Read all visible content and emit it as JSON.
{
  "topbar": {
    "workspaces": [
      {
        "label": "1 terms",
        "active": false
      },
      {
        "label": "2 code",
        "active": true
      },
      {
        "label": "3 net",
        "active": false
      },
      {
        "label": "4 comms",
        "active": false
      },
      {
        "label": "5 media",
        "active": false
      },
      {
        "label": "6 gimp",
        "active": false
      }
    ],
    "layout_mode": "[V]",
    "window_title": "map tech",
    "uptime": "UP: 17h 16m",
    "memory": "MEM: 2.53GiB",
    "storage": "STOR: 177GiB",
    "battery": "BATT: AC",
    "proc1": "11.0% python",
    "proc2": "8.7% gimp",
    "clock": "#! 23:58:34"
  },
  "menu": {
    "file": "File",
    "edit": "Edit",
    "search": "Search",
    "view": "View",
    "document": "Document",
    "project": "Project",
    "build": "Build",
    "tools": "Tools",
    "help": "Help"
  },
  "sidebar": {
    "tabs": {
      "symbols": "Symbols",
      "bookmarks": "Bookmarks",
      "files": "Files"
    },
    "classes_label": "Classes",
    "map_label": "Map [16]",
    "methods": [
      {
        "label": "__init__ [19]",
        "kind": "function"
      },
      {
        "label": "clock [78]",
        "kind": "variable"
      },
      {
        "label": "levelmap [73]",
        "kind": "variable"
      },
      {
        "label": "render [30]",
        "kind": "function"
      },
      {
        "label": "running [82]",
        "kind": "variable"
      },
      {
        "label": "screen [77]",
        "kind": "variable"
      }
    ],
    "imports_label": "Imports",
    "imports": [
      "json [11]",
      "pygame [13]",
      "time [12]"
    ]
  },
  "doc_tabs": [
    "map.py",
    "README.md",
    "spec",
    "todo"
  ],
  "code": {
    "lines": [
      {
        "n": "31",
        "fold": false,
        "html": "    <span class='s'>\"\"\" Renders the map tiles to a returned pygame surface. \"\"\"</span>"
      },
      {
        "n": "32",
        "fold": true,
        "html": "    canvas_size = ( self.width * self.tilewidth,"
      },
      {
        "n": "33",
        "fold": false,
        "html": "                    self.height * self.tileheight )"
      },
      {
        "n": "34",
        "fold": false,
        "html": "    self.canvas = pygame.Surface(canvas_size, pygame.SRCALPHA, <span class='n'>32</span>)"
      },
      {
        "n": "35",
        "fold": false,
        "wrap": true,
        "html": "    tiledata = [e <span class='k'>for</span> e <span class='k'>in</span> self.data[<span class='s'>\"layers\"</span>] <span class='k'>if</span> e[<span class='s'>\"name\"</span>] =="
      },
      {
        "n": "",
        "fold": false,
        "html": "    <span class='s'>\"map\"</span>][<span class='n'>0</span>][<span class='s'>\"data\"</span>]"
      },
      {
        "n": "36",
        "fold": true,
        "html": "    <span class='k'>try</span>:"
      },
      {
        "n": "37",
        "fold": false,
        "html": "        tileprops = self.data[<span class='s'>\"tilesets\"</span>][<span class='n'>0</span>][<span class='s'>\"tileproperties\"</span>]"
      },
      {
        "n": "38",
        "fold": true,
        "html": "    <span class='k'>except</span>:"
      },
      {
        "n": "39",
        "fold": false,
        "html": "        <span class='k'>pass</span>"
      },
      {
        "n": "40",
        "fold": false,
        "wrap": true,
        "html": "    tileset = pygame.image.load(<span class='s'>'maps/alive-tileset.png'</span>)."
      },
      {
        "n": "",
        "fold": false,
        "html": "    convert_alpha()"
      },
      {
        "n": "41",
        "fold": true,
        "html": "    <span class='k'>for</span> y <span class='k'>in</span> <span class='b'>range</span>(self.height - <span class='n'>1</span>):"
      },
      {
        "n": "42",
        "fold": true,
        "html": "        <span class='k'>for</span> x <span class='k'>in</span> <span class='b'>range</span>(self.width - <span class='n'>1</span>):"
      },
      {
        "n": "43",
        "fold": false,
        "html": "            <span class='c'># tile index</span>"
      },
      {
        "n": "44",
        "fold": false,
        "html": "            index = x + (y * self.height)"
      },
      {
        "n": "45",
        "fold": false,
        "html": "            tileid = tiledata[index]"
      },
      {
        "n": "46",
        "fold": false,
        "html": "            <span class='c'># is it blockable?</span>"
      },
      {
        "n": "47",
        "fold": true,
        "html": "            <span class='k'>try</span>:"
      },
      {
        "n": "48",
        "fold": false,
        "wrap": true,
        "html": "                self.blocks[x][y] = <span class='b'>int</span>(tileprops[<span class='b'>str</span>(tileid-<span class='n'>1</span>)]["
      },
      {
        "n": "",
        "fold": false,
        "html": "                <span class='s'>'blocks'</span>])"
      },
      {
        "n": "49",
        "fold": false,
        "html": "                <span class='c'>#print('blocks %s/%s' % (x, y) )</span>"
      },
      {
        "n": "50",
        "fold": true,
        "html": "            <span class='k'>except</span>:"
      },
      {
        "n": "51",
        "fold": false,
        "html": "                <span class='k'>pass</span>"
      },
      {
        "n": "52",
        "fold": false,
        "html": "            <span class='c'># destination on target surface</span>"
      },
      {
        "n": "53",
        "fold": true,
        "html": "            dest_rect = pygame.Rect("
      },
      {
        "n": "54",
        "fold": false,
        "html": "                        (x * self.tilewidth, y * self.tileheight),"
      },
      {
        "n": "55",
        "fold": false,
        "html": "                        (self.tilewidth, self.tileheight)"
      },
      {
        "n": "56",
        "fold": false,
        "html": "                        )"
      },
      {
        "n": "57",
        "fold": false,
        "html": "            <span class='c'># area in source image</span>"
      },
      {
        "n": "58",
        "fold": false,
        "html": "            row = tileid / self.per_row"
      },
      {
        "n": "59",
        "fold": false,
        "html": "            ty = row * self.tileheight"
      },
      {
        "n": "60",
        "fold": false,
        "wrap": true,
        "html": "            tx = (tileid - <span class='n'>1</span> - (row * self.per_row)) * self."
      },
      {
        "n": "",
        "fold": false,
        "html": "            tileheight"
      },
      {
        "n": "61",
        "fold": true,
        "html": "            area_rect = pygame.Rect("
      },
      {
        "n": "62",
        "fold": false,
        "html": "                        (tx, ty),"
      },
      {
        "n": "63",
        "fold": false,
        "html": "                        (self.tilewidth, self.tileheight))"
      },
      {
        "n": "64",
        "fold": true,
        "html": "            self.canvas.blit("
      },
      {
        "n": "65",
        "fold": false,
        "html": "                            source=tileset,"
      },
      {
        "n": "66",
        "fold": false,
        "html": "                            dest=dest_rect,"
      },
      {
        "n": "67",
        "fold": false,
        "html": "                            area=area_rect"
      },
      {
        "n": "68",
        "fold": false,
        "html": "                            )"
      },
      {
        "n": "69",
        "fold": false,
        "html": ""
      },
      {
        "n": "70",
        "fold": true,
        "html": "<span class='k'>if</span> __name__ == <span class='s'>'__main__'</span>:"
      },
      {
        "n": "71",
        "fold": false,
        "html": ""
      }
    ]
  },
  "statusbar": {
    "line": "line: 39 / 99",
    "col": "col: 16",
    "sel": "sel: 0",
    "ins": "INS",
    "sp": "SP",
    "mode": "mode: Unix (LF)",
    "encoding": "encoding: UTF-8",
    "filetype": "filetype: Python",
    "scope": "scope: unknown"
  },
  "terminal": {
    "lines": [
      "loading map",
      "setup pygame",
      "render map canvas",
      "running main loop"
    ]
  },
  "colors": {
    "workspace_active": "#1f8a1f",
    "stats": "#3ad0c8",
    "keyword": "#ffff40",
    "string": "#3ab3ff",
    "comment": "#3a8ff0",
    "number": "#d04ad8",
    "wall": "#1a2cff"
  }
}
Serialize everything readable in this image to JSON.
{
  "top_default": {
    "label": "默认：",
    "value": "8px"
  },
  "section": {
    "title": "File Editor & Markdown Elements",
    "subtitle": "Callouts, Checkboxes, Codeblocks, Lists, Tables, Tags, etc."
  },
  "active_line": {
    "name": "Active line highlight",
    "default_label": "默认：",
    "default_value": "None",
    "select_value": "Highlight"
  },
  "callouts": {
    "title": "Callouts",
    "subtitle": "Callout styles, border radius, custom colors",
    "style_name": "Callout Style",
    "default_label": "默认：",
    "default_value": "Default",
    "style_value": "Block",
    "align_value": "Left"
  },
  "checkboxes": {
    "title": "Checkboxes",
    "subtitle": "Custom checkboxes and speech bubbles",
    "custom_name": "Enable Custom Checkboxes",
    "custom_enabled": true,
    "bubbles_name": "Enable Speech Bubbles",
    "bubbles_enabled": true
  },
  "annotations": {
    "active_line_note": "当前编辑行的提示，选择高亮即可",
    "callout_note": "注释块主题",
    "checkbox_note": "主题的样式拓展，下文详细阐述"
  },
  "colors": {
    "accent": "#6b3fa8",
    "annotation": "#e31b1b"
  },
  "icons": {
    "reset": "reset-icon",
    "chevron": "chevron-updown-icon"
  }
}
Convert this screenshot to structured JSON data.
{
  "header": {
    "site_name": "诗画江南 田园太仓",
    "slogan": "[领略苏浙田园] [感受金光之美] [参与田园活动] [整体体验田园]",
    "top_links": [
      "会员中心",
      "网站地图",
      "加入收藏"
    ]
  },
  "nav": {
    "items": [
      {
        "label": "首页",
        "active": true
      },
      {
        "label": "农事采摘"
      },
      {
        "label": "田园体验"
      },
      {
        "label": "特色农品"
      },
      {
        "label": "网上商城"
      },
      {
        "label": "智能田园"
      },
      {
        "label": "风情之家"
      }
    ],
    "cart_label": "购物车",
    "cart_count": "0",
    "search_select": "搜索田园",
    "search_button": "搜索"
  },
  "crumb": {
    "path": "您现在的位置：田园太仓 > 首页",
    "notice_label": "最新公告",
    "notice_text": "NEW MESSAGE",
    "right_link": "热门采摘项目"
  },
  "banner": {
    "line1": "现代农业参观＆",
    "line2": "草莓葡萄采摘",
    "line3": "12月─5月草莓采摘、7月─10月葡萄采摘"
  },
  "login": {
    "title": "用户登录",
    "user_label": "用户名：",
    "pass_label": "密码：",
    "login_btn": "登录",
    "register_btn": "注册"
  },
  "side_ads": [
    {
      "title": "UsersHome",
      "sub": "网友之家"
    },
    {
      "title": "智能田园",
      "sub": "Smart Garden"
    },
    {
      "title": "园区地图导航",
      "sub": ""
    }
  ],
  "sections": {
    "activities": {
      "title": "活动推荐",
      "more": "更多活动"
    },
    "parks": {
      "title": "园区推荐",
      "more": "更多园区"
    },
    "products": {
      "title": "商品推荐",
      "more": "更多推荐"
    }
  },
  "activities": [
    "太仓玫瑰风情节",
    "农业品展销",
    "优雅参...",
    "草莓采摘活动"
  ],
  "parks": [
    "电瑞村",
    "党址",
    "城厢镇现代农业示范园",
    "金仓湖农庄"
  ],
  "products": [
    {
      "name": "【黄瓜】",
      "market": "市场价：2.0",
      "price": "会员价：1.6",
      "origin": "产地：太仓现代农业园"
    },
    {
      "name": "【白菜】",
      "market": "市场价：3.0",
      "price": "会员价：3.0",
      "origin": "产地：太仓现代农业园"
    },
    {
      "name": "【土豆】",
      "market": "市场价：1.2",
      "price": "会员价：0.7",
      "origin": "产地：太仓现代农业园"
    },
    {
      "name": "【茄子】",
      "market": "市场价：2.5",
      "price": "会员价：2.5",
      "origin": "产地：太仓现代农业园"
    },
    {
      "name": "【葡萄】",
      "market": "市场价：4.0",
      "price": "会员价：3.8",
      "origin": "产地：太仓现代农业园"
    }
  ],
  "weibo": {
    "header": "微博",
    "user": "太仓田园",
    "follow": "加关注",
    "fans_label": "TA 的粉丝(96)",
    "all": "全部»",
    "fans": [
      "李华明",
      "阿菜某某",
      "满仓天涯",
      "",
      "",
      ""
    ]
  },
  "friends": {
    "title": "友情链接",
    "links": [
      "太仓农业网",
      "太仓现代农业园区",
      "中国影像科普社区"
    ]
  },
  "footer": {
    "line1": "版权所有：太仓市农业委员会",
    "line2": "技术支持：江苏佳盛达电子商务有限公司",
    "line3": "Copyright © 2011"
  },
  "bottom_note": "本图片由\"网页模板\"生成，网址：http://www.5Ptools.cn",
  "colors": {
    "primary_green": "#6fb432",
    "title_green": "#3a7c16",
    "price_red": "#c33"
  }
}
_ _ _ _
• **YOUR INSTRUCTIONS**
Pull out every line of the records above that contains the word "田园太仓".

• **FULL OUTPUT**
    "site_name": "诗画江南 田园太仓",
    "path": "您现在的位置：田园太仓 > 首页",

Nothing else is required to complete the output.